BEGIN

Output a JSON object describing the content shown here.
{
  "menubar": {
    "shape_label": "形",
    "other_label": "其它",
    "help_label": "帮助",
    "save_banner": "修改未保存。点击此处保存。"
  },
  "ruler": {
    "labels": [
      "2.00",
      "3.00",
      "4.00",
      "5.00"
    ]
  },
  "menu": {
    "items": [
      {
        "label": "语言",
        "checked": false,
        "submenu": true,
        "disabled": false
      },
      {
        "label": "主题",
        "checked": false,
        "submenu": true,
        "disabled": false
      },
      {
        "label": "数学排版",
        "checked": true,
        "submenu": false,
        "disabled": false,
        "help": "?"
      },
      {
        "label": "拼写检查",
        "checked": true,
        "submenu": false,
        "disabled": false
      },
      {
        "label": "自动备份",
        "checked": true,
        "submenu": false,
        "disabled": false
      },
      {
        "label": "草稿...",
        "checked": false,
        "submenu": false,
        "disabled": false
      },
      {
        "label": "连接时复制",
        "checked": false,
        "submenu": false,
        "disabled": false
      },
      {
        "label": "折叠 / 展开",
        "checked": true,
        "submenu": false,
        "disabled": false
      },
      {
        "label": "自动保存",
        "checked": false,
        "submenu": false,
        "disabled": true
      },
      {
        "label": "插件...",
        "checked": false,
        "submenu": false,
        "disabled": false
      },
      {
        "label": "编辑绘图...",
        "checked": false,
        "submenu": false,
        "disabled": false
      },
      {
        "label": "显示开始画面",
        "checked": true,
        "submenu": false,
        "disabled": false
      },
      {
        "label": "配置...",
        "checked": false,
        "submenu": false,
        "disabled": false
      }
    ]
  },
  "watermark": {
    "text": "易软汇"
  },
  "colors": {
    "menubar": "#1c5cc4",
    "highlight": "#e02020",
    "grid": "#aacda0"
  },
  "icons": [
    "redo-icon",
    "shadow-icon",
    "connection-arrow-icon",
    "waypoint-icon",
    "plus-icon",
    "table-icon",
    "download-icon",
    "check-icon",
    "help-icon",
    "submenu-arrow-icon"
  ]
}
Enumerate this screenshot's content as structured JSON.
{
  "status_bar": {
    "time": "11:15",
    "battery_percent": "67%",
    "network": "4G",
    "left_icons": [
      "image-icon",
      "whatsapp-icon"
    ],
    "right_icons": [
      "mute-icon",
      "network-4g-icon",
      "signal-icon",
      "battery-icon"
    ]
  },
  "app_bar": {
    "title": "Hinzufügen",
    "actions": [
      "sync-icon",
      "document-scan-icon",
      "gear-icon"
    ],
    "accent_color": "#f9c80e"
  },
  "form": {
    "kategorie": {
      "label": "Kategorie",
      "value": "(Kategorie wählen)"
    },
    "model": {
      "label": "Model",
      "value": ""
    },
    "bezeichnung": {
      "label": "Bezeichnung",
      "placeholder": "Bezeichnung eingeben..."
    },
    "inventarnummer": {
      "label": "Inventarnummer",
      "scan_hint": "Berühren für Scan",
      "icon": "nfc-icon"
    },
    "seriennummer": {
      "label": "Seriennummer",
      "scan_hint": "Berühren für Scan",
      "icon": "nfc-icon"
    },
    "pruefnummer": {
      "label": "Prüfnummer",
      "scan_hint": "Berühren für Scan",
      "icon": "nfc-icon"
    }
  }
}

END

_STATED TASK:_ Reproduce the material in full, with no word added or dropped.

_RESPONSE:_
Output a JSON object describing the content shown here.
{
  "menubar": {
    "shape_label": "形",
    "other_label": "其它",
    "help_label": "帮助",
    "save_banner": "修改未保存。点击此处保存。"
  },
  "ruler": {
    "labels": [
      "2.00",
      "3.00",
      "4.00",
      "5.00"
    ]
  },
  "menu": {
    "items": [
      {
        "label": "语言",
        "checked": false,
        "submenu": true,
        "disabled": false
      },
      {
        "label": "主题",
        "checked": false,
        "submenu": true,
        "disabled": false
      },
      {
        "label": "数学排版",
        "checked": true,
        "submenu": false,
        "disabled": false,
        "help": "?"
      },
      {
        "label": "拼写检查",
        "checked": true,
        "submenu": false,
        "disabled": false
      },
      {
        "label": "自动备份",
        "checked": true,
        "submenu": false,
        "disabled": false
      },
      {
        "label": "草稿...",
        "checked": false,
        "submenu": false,
        "disabled": false
      },
      {
        "label": "连接时复制",
        "checked": false,
        "submenu": false,
        "disabled": false
      },
      {
        "label": "折叠 / 展开",
        "checked": true,
        "submenu": false,
        "disabled": false
      },
      {
        "label": "自动保存",
        "checked": false,
        "submenu": false,
        "disabled": true
      },
      {
        "label": "插件...",
        "checked": false,
        "submenu": false,
        "disabled": false
      },
      {
        "label": "编辑绘图...",
        "checked": false,
        "submenu": false,
        "disabled": false
      },
      {
        "label": "显示开始画面",
        "checked": true,
        "submenu": false,
        "disabled": false
      },
      {
        "label": "配置...",
        "checked": false,
        "submenu": false,
        "disabled": false
      }
    ]
  },
  "watermark": {
    "text": "易软汇"
  },
  "colors": {
    "menubar": "#1c5cc4",
    "highlight": "#e02020",
    "grid": "#aacda0"
  },
  "icons": [
    "redo-icon",
    "shadow-icon",
    "connection-arrow-icon",
    "waypoint-icon",
    "plus-icon",
    "table-icon",
    "download-icon",
    "check-icon",
    "help-icon",
    "submenu-arrow-icon"
  ]
}
Enumerate this screenshot's content as structured JSON.
{
  "status_bar": {
    "time": "11:15",
    "battery_percent": "67%",
    "network": "4G",
    "left_icons": [
      "image-icon",
      "whatsapp-icon"
    ],
    "right_icons": [
      "mute-icon",
      "network-4g-icon",
      "signal-icon",
      "battery-icon"
    ]
  },
  "app_bar": {
    "title": "Hinzufügen",
    "actions": [
      "sync-icon",
      "document-scan-icon",
      "gear-icon"
    ],
    "accent_color": "#f9c80e"
  },
  "form": {
    "kategorie": {
      "label": "Kategorie",
      "value": "(Kategorie wählen)"
    },
    "model": {
      "label": "Model",
      "value": ""
    },
    "bezeichnung": {
      "label": "Bezeichnung",
      "placeholder": "Bezeichnung eingeben..."
    },
    "inventarnummer": {
      "label": "Inventarnummer",
      "scan_hint": "Berühren für Scan",
      "icon": "nfc-icon"
    },
    "seriennummer": {
      "label": "Seriennummer",
      "scan_hint": "Berühren für Scan",
      "icon": "nfc-icon"
    },
    "pruefnummer": {
      "label": "Prüfnummer",
      "scan_hint": "Berühren für Scan",
      "icon": "nfc-icon"
    }
  }
}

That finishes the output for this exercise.